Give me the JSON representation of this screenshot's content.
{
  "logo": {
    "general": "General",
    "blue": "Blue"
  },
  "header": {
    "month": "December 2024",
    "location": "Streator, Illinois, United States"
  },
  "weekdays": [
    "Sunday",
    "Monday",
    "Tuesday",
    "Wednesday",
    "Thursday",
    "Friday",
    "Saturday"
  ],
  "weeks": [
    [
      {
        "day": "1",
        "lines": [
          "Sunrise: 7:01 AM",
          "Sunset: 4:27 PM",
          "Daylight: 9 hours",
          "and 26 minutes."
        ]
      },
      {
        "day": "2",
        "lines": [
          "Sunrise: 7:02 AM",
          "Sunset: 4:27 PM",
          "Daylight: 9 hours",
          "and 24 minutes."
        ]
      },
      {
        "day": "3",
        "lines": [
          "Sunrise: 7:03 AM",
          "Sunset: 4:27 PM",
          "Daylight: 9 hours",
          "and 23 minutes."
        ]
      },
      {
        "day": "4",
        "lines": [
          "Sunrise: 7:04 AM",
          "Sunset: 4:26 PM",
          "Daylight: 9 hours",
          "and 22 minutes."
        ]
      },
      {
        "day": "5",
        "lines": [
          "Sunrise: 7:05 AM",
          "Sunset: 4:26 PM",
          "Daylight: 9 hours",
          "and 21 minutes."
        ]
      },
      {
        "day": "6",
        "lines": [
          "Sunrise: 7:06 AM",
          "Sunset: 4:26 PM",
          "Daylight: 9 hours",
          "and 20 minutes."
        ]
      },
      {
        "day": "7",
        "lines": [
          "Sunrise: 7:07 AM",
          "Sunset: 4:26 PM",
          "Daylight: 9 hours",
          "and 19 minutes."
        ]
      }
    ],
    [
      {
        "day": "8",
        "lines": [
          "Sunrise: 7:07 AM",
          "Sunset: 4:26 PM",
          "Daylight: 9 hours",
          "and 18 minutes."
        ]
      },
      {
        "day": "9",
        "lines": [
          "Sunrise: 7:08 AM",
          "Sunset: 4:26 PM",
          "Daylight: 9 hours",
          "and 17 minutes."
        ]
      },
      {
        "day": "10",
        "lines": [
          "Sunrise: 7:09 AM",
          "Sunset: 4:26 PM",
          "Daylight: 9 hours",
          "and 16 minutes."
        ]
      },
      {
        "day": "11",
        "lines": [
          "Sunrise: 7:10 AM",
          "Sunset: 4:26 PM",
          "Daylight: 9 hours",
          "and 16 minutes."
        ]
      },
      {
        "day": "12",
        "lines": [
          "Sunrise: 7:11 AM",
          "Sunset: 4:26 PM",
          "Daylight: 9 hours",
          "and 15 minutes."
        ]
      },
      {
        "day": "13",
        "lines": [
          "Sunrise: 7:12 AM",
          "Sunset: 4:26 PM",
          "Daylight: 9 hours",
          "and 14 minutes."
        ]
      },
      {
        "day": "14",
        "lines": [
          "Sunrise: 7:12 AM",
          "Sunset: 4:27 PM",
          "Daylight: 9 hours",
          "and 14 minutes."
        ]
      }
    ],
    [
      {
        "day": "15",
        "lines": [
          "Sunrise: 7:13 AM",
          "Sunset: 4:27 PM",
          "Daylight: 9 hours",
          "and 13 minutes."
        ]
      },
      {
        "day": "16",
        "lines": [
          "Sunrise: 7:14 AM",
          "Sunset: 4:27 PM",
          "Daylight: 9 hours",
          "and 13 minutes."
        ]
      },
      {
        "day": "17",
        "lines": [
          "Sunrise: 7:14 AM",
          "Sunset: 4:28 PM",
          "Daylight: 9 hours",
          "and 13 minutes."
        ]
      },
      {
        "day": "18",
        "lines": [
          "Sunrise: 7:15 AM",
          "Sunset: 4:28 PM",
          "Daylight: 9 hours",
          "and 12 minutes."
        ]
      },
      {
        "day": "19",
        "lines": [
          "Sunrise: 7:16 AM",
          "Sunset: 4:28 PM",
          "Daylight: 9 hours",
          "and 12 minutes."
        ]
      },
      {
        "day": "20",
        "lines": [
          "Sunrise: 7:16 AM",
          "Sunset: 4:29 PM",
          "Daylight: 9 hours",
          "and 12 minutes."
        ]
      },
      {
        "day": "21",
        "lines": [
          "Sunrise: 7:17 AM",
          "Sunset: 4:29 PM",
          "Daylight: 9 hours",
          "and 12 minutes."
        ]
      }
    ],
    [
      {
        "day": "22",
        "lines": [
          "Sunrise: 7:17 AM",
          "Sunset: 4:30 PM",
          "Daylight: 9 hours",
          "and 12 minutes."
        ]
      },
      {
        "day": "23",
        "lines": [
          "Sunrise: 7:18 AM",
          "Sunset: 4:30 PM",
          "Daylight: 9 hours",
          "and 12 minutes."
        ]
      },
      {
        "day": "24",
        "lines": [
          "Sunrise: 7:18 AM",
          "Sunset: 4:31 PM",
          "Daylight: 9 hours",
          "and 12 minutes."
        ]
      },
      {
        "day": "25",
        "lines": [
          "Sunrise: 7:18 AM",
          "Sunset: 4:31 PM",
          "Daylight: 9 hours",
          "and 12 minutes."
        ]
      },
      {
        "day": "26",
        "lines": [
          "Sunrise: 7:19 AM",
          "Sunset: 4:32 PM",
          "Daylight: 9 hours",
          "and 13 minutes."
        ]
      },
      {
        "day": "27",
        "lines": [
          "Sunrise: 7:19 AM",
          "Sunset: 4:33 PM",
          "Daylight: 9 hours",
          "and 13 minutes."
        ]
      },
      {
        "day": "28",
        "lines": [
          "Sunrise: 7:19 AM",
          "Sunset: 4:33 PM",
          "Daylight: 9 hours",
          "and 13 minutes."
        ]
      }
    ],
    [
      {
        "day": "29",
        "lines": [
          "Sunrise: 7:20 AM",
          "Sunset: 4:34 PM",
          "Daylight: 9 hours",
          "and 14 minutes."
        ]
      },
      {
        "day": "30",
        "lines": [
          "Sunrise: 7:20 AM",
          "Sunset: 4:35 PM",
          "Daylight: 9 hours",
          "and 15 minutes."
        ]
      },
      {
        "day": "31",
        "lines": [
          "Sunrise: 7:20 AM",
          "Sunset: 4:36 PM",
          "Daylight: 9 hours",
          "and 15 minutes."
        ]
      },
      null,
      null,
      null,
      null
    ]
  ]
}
....
§ **TASK STATEMENT**: Copy out the full set of records precisely, leaving nothing out.

§ **RESULT OF THE EXERCISE**:
Give me the JSON representation of this screenshot's content.
{
  "logo": {
    "general": "General",
    "blue": "Blue"
  },
  "header": {
    "month": "December 2024",
    "location": "Streator, Illinois, United States"
  },
  "weekdays": [
    "Sunday",
    "Monday",
    "Tuesday",
    "Wednesday",
    "Thursday",
    "Friday",
    "Saturday"
  ],
  "weeks": [
    [
      {
        "day": "1",
        "lines": [
          "Sunrise: 7:01 AM",
          "Sunset: 4:27 PM",
          "Daylight: 9 hours",
          "and 26 minutes."
        ]
      },
      {
        "day": "2",
        "lines": [
          "Sunrise: 7:02 AM",
          "Sunset: 4:27 PM",
          "Daylight: 9 hours",
          "and 24 minutes."
        ]
      },
      {
        "day": "3",
        "lines": [
          "Sunrise: 7:03 AM",
          "Sunset: 4:27 PM",
          "Daylight: 9 hours",
          "and 23 minutes."
        ]
      },
      {
        "day": "4",
        "lines": [
          "Sunrise: 7:04 AM",
          "Sunset: 4:26 PM",
          "Daylight: 9 hours",
          "and 22 minutes."
        ]
      },
      {
        "day": "5",
        "lines": [
          "Sunrise: 7:05 AM",
          "Sunset: 4:26 PM",
          "Daylight: 9 hours",
          "and 21 minutes."
        ]
      },
      {
        "day": "6",
        "lines": [
          "Sunrise: 7:06 AM",
          "Sunset: 4:26 PM",
          "Daylight: 9 hours",
          "and 20 minutes."
        ]
      },
      {
        "day": "7",
        "lines": [
          "Sunrise: 7:07 AM",
          "Sunset: 4:26 PM",
          "Daylight: 9 hours",
          "and 19 minutes."
        ]
      }
    ],
    [
      {
        "day": "8",
        "lines": [
          "Sunrise: 7:07 AM",
          "Sunset: 4:26 PM",
          "Daylight: 9 hours",
          "and 18 minutes."
        ]
      },
      {
        "day": "9",
        "lines": [
          "Sunrise: 7:08 AM",
          "Sunset: 4:26 PM",
          "Daylight: 9 hours",
          "and 17 minutes."
        ]
      },
      {
        "day": "10",
        "lines": [
          "Sunrise: 7:09 AM",
          "Sunset: 4:26 PM",
          "Daylight: 9 hours",
          "and 16 minutes."
        ]
      },
      {
        "day": "11",
        "lines": [
          "Sunrise: 7:10 AM",
          "Sunset: 4:26 PM",
          "Daylight: 9 hours",
          "and 16 minutes."
        ]
      },
      {
        "day": "12",
        "lines": [
          "Sunrise: 7:11 AM",
          "Sunset: 4:26 PM",
          "Daylight: 9 hours",
          "and 15 minutes."
        ]
      },
      {
        "day": "13",
        "lines": [
          "Sunrise: 7:12 AM",
          "Sunset: 4:26 PM",
          "Daylight: 9 hours",
          "and 14 minutes."
        ]
      },
      {
        "day": "14",
        "lines": [
          "Sunrise: 7:12 AM",
          "Sunset: 4:27 PM",
          "Daylight: 9 hours",
          "and 14 minutes."
        ]
      }
    ],
    [
      {
        "day": "15",
        "lines": [
          "Sunrise: 7:13 AM",
          "Sunset: 4:27 PM",
          "Daylight: 9 hours",
          "and 13 minutes."
        ]
      },
      {
        "day": "16",
        "lines": [
          "Sunrise: 7:14 AM",
          "Sunset: 4:27 PM",
          "Daylight: 9 hours",
          "and 13 minutes."
        ]
      },
      {
        "day": "17",
        "lines": [
          "Sunrise: 7:14 AM",
          "Sunset: 4:28 PM",
          "Daylight: 9 hours",
          "and 13 minutes."
        ]
      },
      {
        "day": "18",
        "lines": [
          "Sunrise: 7:15 AM",
          "Sunset: 4:28 PM",
          "Daylight: 9 hours",
          "and 12 minutes."
        ]
      },
      {
        "day": "19",
        "lines": [
          "Sunrise: 7:16 AM",
          "Sunset: 4:28 PM",
          "Daylight: 9 hours",
          "and 12 minutes."
        ]
      },
      {
        "day": "20",
        "lines": [
          "Sunrise: 7:16 AM",
          "Sunset: 4:29 PM",
          "Daylight: 9 hours",
          "and 12 minutes."
        ]
      },
      {
        "day": "21",
        "lines": [
          "Sunrise: 7:17 AM",
          "Sunset: 4:29 PM",
          "Daylight: 9 hours",
          "and 12 minutes."
        ]
      }
    ],
    [
      {
        "day": "22",
        "lines": [
          "Sunrise: 7:17 AM",
          "Sunset: 4:30 PM",
          "Daylight: 9 hours",
          "and 12 minutes."
        ]
      },
      {
        "day": "23",
        "lines": [
          "Sunrise: 7:18 AM",
          "Sunset: 4:30 PM",
          "Daylight: 9 hours",
          "and 12 minutes."
        ]
      },
      {
        "day": "24",
        "lines": [
          "Sunrise: 7:18 AM",
          "Sunset: 4:31 PM",
          "Daylight: 9 hours",
          "and 12 minutes."
        ]
      },
      {
        "day": "25",
        "lines": [
          "Sunrise: 7:18 AM",
          "Sunset: 4:31 PM",
          "Daylight: 9 hours",
          "and 12 minutes."
        ]
      },
      {
        "day": "26",
        "lines": [
          "Sunrise: 7:19 AM",
          "Sunset: 4:32 PM",
          "Daylight: 9 hours",
          "and 13 minutes."
        ]
      },
      {
        "day": "27",
        "lines": [
          "Sunrise: 7:19 AM",
          "Sunset: 4:33 PM",
          "Daylight: 9 hours",
          "and 13 minutes."
        ]
      },
      {
        "day": "28",
        "lines": [
          "Sunrise: 7:19 AM",
          "Sunset: 4:33 PM",
          "Daylight: 9 hours",
          "and 13 minutes."
        ]
      }
    ],
    [
      {
        "day": "29",
        "lines": [
          "Sunrise: 7:20 AM",
          "Sunset: 4:34 PM",
          "Daylight: 9 hours",
          "and 14 minutes."
        ]
      },
      {
        "day": "30",
        "lines": [
          "Sunrise: 7:20 AM",
          "Sunset: 4:35 PM",
          "Daylight: 9 hours",
          "and 15 minutes."
        ]
      },
      {
        "day": "31",
        "lines": [
          "Sunrise: 7:20 AM",
          "Sunset: 4:36 PM",
          "Daylight: 9 hours",
          "and 15 minutes."
        ]
      },
      null,
      null,
      null,
      null
    ]
  ]
}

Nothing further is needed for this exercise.